Exercise instructions
Here are records with pictures in them. Copy all of them exactly and leave the pictures out.

Data to use
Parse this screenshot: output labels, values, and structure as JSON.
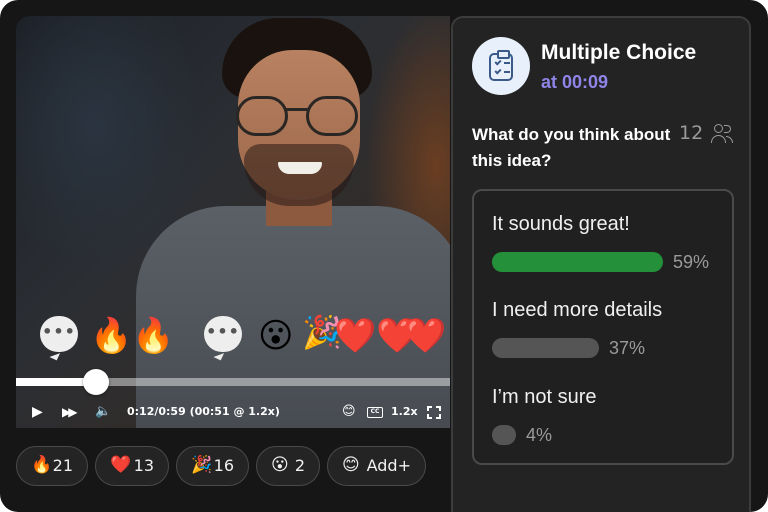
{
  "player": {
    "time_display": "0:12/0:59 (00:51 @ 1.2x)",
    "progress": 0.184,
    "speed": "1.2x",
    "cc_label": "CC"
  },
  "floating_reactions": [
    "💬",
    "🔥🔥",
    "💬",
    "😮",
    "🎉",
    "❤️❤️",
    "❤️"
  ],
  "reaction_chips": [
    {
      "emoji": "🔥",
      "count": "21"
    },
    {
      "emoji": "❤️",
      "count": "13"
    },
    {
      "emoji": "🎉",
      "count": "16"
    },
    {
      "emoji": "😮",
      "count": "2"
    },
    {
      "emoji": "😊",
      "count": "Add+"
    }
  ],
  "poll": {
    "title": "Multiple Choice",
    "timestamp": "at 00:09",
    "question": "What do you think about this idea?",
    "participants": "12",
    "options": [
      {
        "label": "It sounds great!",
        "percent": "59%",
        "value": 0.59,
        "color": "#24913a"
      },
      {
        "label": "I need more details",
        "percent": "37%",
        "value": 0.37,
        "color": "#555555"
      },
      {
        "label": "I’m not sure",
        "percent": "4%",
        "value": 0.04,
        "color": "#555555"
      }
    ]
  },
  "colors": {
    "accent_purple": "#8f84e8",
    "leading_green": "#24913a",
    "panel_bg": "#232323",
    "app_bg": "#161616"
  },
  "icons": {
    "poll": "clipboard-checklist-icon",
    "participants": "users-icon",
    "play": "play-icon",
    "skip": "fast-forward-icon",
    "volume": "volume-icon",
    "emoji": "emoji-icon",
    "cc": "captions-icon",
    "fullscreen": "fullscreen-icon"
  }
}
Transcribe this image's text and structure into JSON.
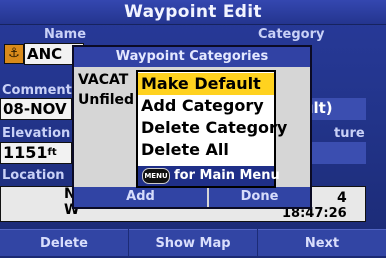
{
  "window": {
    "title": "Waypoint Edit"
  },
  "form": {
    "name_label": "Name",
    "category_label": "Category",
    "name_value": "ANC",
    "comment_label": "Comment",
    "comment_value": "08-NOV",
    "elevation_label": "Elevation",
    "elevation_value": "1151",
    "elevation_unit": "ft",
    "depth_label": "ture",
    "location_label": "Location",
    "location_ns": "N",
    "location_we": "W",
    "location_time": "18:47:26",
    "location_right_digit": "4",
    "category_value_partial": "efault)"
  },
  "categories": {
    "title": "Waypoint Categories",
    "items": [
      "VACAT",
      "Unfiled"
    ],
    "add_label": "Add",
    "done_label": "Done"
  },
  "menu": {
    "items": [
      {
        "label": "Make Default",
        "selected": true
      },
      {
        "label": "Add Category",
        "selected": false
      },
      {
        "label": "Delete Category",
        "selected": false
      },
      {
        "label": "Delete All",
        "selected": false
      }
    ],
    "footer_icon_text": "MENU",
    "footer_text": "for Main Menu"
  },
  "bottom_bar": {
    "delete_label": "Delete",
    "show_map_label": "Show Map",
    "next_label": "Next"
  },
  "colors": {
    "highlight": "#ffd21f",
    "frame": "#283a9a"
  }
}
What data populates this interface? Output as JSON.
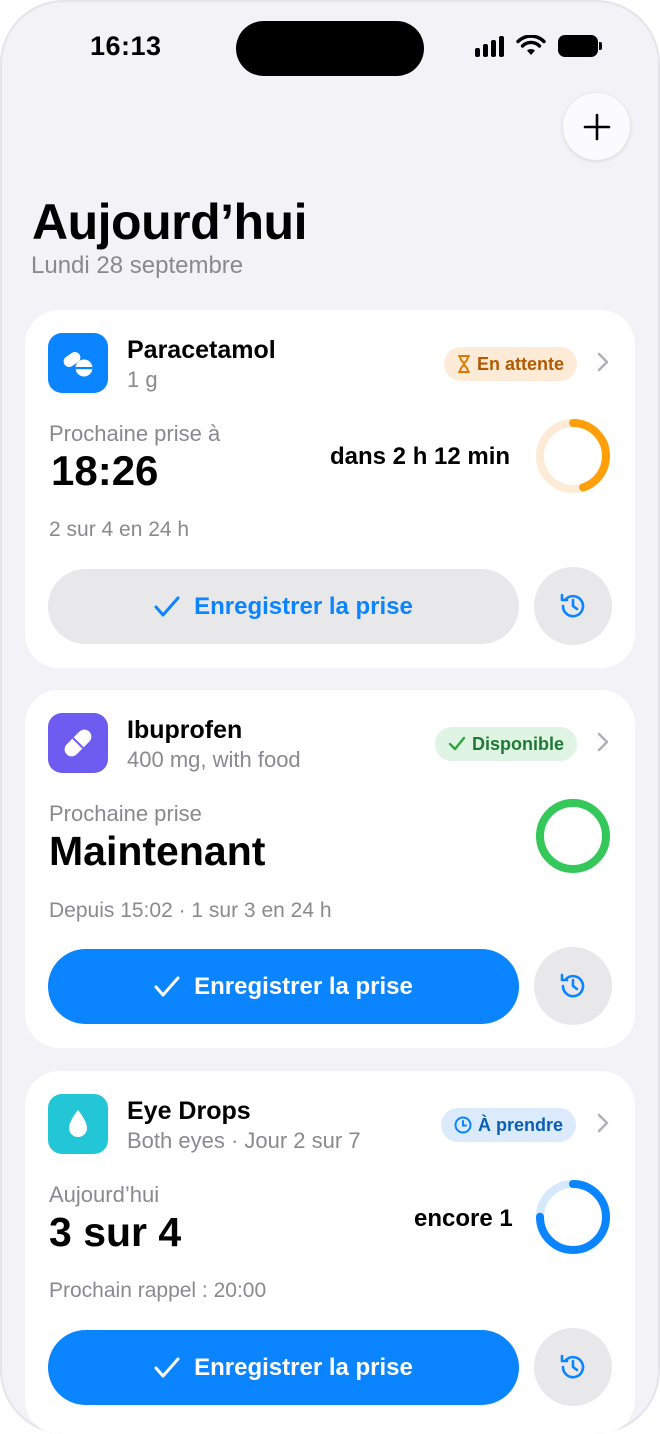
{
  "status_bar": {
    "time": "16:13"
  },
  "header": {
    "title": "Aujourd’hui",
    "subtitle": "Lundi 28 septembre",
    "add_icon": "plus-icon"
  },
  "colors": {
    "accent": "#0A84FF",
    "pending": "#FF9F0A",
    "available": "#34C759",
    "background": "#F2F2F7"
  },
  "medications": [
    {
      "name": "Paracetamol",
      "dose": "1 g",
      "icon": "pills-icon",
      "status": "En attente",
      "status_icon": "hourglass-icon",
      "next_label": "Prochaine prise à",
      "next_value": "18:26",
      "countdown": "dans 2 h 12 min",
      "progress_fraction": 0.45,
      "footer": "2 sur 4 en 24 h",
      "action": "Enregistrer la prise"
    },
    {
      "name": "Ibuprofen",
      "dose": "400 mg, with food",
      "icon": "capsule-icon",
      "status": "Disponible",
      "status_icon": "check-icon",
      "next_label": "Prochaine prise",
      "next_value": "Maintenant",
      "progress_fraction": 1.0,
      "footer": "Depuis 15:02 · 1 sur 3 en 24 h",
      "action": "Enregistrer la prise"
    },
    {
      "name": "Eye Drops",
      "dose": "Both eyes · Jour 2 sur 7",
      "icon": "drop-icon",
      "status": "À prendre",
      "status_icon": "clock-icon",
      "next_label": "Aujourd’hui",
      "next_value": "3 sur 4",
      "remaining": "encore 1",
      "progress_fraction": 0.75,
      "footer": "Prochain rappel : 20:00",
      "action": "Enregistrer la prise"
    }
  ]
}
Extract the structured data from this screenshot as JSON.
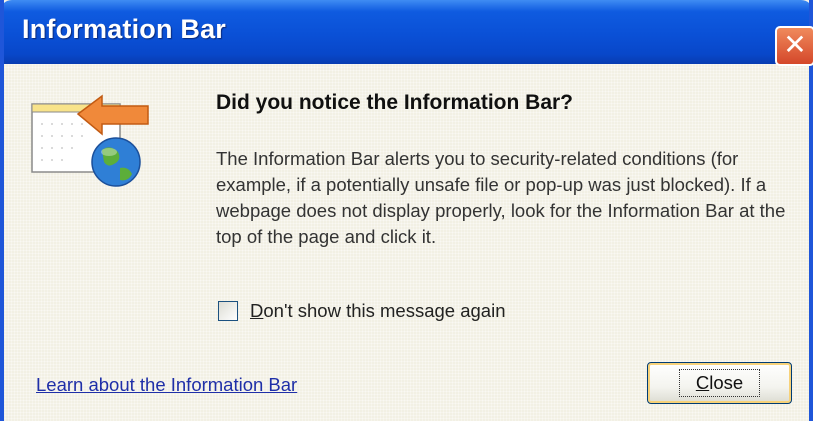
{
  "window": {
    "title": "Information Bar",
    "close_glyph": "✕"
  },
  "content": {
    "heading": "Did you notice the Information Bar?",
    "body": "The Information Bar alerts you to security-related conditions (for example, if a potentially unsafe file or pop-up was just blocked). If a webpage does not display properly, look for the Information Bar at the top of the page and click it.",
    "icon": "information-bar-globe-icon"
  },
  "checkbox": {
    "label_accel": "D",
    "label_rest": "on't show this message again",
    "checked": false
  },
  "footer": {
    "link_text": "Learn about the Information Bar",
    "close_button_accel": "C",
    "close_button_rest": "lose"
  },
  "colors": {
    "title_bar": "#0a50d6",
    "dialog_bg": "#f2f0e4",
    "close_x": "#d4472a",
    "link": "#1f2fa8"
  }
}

Solved problem
Parse this screenshot: output labels, values, and structure as JSON.
{
  "player": {
    "time_display": "0:12/0:59 (00:51 @ 1.2x)",
    "progress": 0.184,
    "speed": "1.2x",
    "cc_label": "CC"
  },
  "floating_reactions": [
    "💬",
    "🔥🔥",
    "💬",
    "😮",
    "🎉",
    "❤️❤️",
    "❤️"
  ],
  "reaction_chips": [
    {
      "emoji": "🔥",
      "count": "21"
    },
    {
      "emoji": "❤️",
      "count": "13"
    },
    {
      "emoji": "🎉",
      "count": "16"
    },
    {
      "emoji": "😮",
      "count": "2"
    },
    {
      "emoji": "😊",
      "count": "Add+"
    }
  ],
  "poll": {
    "title": "Multiple Choice",
    "timestamp": "at 00:09",
    "question": "What do you think about this idea?",
    "participants": "12",
    "options": [
      {
        "label": "It sounds great!",
        "percent": "59%",
        "value": 0.59,
        "color": "#24913a"
      },
      {
        "label": "I need more details",
        "percent": "37%",
        "value": 0.37,
        "color": "#555555"
      },
      {
        "label": "I’m not sure",
        "percent": "4%",
        "value": 0.04,
        "color": "#555555"
      }
    ]
  },
  "colors": {
    "accent_purple": "#8f84e8",
    "leading_green": "#24913a",
    "panel_bg": "#232323",
    "app_bg": "#161616"
  },
  "icons": {
    "poll": "clipboard-checklist-icon",
    "participants": "users-icon",
    "play": "play-icon",
    "skip": "fast-forward-icon",
    "volume": "volume-icon",
    "emoji": "emoji-icon",
    "cc": "captions-icon",
    "fullscreen": "fullscreen-icon"
  }
}
Transcribe this image's text and structure into JSON.
{
  "window": {
    "title": "Waypoint Edit"
  },
  "form": {
    "name_label": "Name",
    "category_label": "Category",
    "name_value": "ANC",
    "comment_label": "Comment",
    "comment_value": "08-NOV",
    "elevation_label": "Elevation",
    "elevation_value": "1151",
    "elevation_unit": "ft",
    "depth_label": "ture",
    "location_label": "Location",
    "location_ns": "N",
    "location_we": "W",
    "location_time": "18:47:26",
    "location_right_digit": "4",
    "category_value_partial": "efault)"
  },
  "categories": {
    "title": "Waypoint Categories",
    "items": [
      "VACAT",
      "Unfiled"
    ],
    "add_label": "Add",
    "done_label": "Done"
  },
  "menu": {
    "items": [
      {
        "label": "Make Default",
        "selected": true
      },
      {
        "label": "Add Category",
        "selected": false
      },
      {
        "label": "Delete Category",
        "selected": false
      },
      {
        "label": "Delete All",
        "selected": false
      }
    ],
    "footer_icon_text": "MENU",
    "footer_text": "for Main Menu"
  },
  "bottom_bar": {
    "delete_label": "Delete",
    "show_map_label": "Show Map",
    "next_label": "Next"
  },
  "colors": {
    "highlight": "#ffd21f",
    "frame": "#283a9a"
  }
}
What data populates this interface? Output as JSON.
{
  "status_bar": {
    "time": "16:13"
  },
  "header": {
    "title": "Aujourd’hui",
    "subtitle": "Lundi 28 septembre",
    "add_icon": "plus-icon"
  },
  "colors": {
    "accent": "#0A84FF",
    "pending": "#FF9F0A",
    "available": "#34C759",
    "background": "#F2F2F7"
  },
  "medications": [
    {
      "name": "Paracetamol",
      "dose": "1 g",
      "icon": "pills-icon",
      "status": "En attente",
      "status_icon": "hourglass-icon",
      "next_label": "Prochaine prise à",
      "next_value": "18:26",
      "countdown": "dans 2 h 12 min",
      "progress_fraction": 0.45,
      "footer": "2 sur 4 en 24 h",
      "action": "Enregistrer la prise"
    },
    {
      "name": "Ibuprofen",
      "dose": "400 mg, with food",
      "icon": "capsule-icon",
      "status": "Disponible",
      "status_icon": "check-icon",
      "next_label": "Prochaine prise",
      "next_value": "Maintenant",
      "progress_fraction": 1.0,
      "footer": "Depuis 15:02 · 1 sur 3 en 24 h",
      "action": "Enregistrer la prise"
    },
    {
      "name": "Eye Drops",
      "dose": "Both eyes · Jour 2 sur 7",
      "icon": "drop-icon",
      "status": "À prendre",
      "status_icon": "clock-icon",
      "next_label": "Aujourd’hui",
      "next_value": "3 sur 4",
      "remaining": "encore 1",
      "progress_fraction": 0.75,
      "footer": "Prochain rappel : 20:00",
      "action": "Enregistrer la prise"
    }
  ]
}
Extract the structured data from this screenshot as JSON.
{
  "window": {
    "title": "Information Bar",
    "close_glyph": "✕"
  },
  "content": {
    "heading": "Did you notice the Information Bar?",
    "body": "The Information Bar alerts you to security-related conditions (for example, if a potentially unsafe file or pop-up was just blocked). If a webpage does not display properly, look for the Information Bar at the top of the page and click it.",
    "icon": "information-bar-globe-icon"
  },
  "checkbox": {
    "label_accel": "D",
    "label_rest": "on't show this message again",
    "checked": false
  },
  "footer": {
    "link_text": "Learn about the Information Bar",
    "close_button_accel": "C",
    "close_button_rest": "lose"
  },
  "colors": {
    "title_bar": "#0a50d6",
    "dialog_bg": "#f2f0e4",
    "close_x": "#d4472a",
    "link": "#1f2fa8"
  }
}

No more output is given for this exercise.